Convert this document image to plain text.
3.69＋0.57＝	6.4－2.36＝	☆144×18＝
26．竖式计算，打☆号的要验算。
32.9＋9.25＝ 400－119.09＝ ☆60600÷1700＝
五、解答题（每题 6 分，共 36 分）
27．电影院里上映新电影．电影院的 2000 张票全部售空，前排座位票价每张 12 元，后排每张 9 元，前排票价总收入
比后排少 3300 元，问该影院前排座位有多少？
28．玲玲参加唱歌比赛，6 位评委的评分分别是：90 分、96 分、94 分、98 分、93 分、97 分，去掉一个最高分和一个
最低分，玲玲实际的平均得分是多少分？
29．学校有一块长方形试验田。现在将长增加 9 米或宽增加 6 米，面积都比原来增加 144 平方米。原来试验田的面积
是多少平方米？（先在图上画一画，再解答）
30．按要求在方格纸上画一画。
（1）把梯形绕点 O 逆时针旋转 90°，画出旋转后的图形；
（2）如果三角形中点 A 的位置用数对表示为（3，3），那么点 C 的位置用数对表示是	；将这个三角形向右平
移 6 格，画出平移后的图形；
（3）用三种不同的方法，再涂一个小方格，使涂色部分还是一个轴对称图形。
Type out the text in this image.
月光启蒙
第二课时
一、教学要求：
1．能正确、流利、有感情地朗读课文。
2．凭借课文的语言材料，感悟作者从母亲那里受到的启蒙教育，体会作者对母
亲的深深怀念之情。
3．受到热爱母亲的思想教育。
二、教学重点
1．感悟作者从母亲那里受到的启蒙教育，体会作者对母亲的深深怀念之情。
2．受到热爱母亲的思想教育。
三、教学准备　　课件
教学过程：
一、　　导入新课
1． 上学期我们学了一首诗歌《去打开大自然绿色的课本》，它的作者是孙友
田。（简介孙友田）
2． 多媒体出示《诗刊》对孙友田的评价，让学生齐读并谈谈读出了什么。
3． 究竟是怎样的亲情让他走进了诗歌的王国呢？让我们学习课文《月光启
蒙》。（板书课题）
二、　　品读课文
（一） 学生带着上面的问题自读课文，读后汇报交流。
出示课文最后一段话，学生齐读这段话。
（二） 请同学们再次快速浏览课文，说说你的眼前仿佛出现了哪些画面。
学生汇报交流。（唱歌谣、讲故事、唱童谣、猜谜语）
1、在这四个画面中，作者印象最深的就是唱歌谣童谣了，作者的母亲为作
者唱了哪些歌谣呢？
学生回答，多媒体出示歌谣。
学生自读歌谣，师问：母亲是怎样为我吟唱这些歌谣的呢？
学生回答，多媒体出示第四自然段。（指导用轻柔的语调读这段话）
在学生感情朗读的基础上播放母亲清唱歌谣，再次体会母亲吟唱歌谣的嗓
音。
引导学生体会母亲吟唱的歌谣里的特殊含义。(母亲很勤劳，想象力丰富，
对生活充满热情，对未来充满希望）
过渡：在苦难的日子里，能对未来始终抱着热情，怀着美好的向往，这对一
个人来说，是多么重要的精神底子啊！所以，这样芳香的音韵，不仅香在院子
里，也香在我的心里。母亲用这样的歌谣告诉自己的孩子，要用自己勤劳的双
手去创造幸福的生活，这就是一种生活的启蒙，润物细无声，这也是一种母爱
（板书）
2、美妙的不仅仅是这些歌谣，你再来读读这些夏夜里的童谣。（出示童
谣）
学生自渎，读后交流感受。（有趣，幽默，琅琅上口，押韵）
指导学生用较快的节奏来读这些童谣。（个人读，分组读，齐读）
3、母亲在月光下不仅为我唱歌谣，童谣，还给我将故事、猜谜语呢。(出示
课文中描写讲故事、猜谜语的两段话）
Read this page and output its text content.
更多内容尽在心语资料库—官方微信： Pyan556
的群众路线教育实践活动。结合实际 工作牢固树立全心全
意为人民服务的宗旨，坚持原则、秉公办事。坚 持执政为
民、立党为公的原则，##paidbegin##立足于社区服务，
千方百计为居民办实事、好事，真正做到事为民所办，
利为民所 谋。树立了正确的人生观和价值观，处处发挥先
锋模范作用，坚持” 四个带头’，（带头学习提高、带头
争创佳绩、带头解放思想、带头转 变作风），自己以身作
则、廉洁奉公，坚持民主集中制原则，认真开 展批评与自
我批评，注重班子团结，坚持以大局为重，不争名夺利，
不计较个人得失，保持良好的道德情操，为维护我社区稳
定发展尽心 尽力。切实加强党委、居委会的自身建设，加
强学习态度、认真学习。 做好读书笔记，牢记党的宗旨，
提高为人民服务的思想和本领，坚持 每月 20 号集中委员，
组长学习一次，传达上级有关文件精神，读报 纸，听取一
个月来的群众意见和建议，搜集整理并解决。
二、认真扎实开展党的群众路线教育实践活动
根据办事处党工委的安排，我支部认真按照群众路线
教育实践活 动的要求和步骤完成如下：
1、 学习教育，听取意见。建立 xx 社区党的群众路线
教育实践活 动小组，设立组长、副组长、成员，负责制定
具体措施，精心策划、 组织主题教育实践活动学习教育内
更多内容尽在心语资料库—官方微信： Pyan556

→ Exercise description
Each record must be repeated exactly as it is.

→ Worked solution
Convert this document image to plain text.
3.69＋0.57＝	6.4－2.36＝	☆144×18＝
26．竖式计算，打☆号的要验算。
32.9＋9.25＝ 400－119.09＝ ☆60600÷1700＝
五、解答题（每题 6 分，共 36 分）
27．电影院里上映新电影．电影院的 2000 张票全部售空，前排座位票价每张 12 元，后排每张 9 元，前排票价总收入
比后排少 3300 元，问该影院前排座位有多少？
28．玲玲参加唱歌比赛，6 位评委的评分分别是：90 分、96 分、94 分、98 分、93 分、97 分，去掉一个最高分和一个
最低分，玲玲实际的平均得分是多少分？
29．学校有一块长方形试验田。现在将长增加 9 米或宽增加 6 米，面积都比原来增加 144 平方米。原来试验田的面积
是多少平方米？（先在图上画一画，再解答）
30．按要求在方格纸上画一画。
（1）把梯形绕点 O 逆时针旋转 90°，画出旋转后的图形；
（2）如果三角形中点 A 的位置用数对表示为（3，3），那么点 C 的位置用数对表示是	；将这个三角形向右平
移 6 格，画出平移后的图形；
（3）用三种不同的方法，再涂一个小方格，使涂色部分还是一个轴对称图形。
Type out the text in this image.
月光启蒙
第二课时
一、教学要求：
1．能正确、流利、有感情地朗读课文。
2．凭借课文的语言材料，感悟作者从母亲那里受到的启蒙教育，体会作者对母
亲的深深怀念之情。
3．受到热爱母亲的思想教育。
二、教学重点
1．感悟作者从母亲那里受到的启蒙教育，体会作者对母亲的深深怀念之情。
2．受到热爱母亲的思想教育。
三、教学准备　　课件
教学过程：
一、　　导入新课
1． 上学期我们学了一首诗歌《去打开大自然绿色的课本》，它的作者是孙友
田。（简介孙友田）
2． 多媒体出示《诗刊》对孙友田的评价，让学生齐读并谈谈读出了什么。
3． 究竟是怎样的亲情让他走进了诗歌的王国呢？让我们学习课文《月光启
蒙》。（板书课题）
二、　　品读课文
（一） 学生带着上面的问题自读课文，读后汇报交流。
出示课文最后一段话，学生齐读这段话。
（二） 请同学们再次快速浏览课文，说说你的眼前仿佛出现了哪些画面。
学生汇报交流。（唱歌谣、讲故事、唱童谣、猜谜语）
1、在这四个画面中，作者印象最深的就是唱歌谣童谣了，作者的母亲为作
者唱了哪些歌谣呢？
学生回答，多媒体出示歌谣。
学生自读歌谣，师问：母亲是怎样为我吟唱这些歌谣的呢？
学生回答，多媒体出示第四自然段。（指导用轻柔的语调读这段话）
在学生感情朗读的基础上播放母亲清唱歌谣，再次体会母亲吟唱歌谣的嗓
音。
引导学生体会母亲吟唱的歌谣里的特殊含义。(母亲很勤劳，想象力丰富，
对生活充满热情，对未来充满希望）
过渡：在苦难的日子里，能对未来始终抱着热情，怀着美好的向往，这对一
个人来说，是多么重要的精神底子啊！所以，这样芳香的音韵，不仅香在院子
里，也香在我的心里。母亲用这样的歌谣告诉自己的孩子，要用自己勤劳的双
手去创造幸福的生活，这就是一种生活的启蒙，润物细无声，这也是一种母爱
（板书）
2、美妙的不仅仅是这些歌谣，你再来读读这些夏夜里的童谣。（出示童
谣）
学生自渎，读后交流感受。（有趣，幽默，琅琅上口，押韵）
指导学生用较快的节奏来读这些童谣。（个人读，分组读，齐读）
3、母亲在月光下不仅为我唱歌谣，童谣，还给我将故事、猜谜语呢。(出示
课文中描写讲故事、猜谜语的两段话）
Read this page and output its text content.
更多内容尽在心语资料库—官方微信： Pyan556
的群众路线教育实践活动。结合实际 工作牢固树立全心全
意为人民服务的宗旨，坚持原则、秉公办事。坚 持执政为
民、立党为公的原则，##paidbegin##立足于社区服务，
千方百计为居民办实事、好事，真正做到事为民所办，
利为民所 谋。树立了正确的人生观和价值观，处处发挥先
锋模范作用，坚持” 四个带头’，（带头学习提高、带头
争创佳绩、带头解放思想、带头转 变作风），自己以身作
则、廉洁奉公，坚持民主集中制原则，认真开 展批评与自
我批评，注重班子团结，坚持以大局为重，不争名夺利，
不计较个人得失，保持良好的道德情操，为维护我社区稳
定发展尽心 尽力。切实加强党委、居委会的自身建设，加
强学习态度、认真学习。 做好读书笔记，牢记党的宗旨，
提高为人民服务的思想和本领，坚持 每月 20 号集中委员，
组长学习一次，传达上级有关文件精神，读报 纸，听取一
个月来的群众意见和建议，搜集整理并解决。
二、认真扎实开展党的群众路线教育实践活动
根据办事处党工委的安排，我支部认真按照群众路线
教育实践活 动的要求和步骤完成如下：
1、 学习教育，听取意见。建立 xx 社区党的群众路线
教育实践活 动小组，设立组长、副组长、成员，负责制定
具体措施，精心策划、 组织主题教育实践活动学习教育内
更多内容尽在心语资料库—官方微信： Pyan556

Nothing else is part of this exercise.